Part of a data file:
** Start **
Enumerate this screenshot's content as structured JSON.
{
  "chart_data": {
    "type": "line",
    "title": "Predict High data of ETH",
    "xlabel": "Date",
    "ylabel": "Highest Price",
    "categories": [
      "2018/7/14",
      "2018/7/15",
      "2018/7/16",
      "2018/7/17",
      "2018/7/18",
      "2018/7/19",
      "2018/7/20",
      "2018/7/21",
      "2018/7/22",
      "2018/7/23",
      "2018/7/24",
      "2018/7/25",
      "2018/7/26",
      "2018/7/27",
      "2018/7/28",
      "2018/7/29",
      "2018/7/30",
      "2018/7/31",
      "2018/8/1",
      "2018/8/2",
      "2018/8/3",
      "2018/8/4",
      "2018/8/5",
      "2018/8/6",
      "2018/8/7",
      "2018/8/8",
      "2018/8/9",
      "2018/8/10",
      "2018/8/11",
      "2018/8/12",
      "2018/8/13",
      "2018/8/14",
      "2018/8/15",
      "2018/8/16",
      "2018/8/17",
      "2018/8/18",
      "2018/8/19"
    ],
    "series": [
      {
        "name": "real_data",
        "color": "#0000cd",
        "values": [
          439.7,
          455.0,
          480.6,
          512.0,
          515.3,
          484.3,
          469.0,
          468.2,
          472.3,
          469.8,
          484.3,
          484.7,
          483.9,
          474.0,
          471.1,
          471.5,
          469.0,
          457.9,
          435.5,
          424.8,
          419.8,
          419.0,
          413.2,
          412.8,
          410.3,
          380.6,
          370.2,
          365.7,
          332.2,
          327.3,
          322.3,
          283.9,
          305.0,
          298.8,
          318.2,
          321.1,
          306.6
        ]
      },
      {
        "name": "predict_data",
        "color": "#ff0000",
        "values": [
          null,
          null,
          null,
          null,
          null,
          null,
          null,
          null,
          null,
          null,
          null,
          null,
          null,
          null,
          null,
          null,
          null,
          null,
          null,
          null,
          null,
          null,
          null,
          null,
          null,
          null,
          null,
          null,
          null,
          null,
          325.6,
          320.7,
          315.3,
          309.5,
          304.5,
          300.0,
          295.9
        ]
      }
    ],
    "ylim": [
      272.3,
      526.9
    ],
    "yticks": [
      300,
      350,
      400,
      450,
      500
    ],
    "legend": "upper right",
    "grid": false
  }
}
** End **
**STATED TASK**
Return all of the data precisely as it appears.

**ANSWER FOR THE TASK**
Enumerate this screenshot's content as structured JSON.
{
  "chart_data": {
    "type": "line",
    "title": "Predict High data of ETH",
    "xlabel": "Date",
    "ylabel": "Highest Price",
    "categories": [
      "2018/7/14",
      "2018/7/15",
      "2018/7/16",
      "2018/7/17",
      "2018/7/18",
      "2018/7/19",
      "2018/7/20",
      "2018/7/21",
      "2018/7/22",
      "2018/7/23",
      "2018/7/24",
      "2018/7/25",
      "2018/7/26",
      "2018/7/27",
      "2018/7/28",
      "2018/7/29",
      "2018/7/30",
      "2018/7/31",
      "2018/8/1",
      "2018/8/2",
      "2018/8/3",
      "2018/8/4",
      "2018/8/5",
      "2018/8/6",
      "2018/8/7",
      "2018/8/8",
      "2018/8/9",
      "2018/8/10",
      "2018/8/11",
      "2018/8/12",
      "2018/8/13",
      "2018/8/14",
      "2018/8/15",
      "2018/8/16",
      "2018/8/17",
      "2018/8/18",
      "2018/8/19"
    ],
    "series": [
      {
        "name": "real_data",
        "color": "#0000cd",
        "values": [
          439.7,
          455.0,
          480.6,
          512.0,
          515.3,
          484.3,
          469.0,
          468.2,
          472.3,
          469.8,
          484.3,
          484.7,
          483.9,
          474.0,
          471.1,
          471.5,
          469.0,
          457.9,
          435.5,
          424.8,
          419.8,
          419.0,
          413.2,
          412.8,
          410.3,
          380.6,
          370.2,
          365.7,
          332.2,
          327.3,
          322.3,
          283.9,
          305.0,
          298.8,
          318.2,
          321.1,
          306.6
        ]
      },
      {
        "name": "predict_data",
        "color": "#ff0000",
        "values": [
          null,
          null,
          null,
          null,
          null,
          null,
          null,
          null,
          null,
          null,
          null,
          null,
          null,
          null,
          null,
          null,
          null,
          null,
          null,
          null,
          null,
          null,
          null,
          null,
          null,
          null,
          null,
          null,
          null,
          null,
          325.6,
          320.7,
          315.3,
          309.5,
          304.5,
          300.0,
          295.9
        ]
      }
    ],
    "ylim": [
      272.3,
      526.9
    ],
    "yticks": [
      300,
      350,
      400,
      450,
      500
    ],
    "legend": "upper right",
    "grid": false
  }
}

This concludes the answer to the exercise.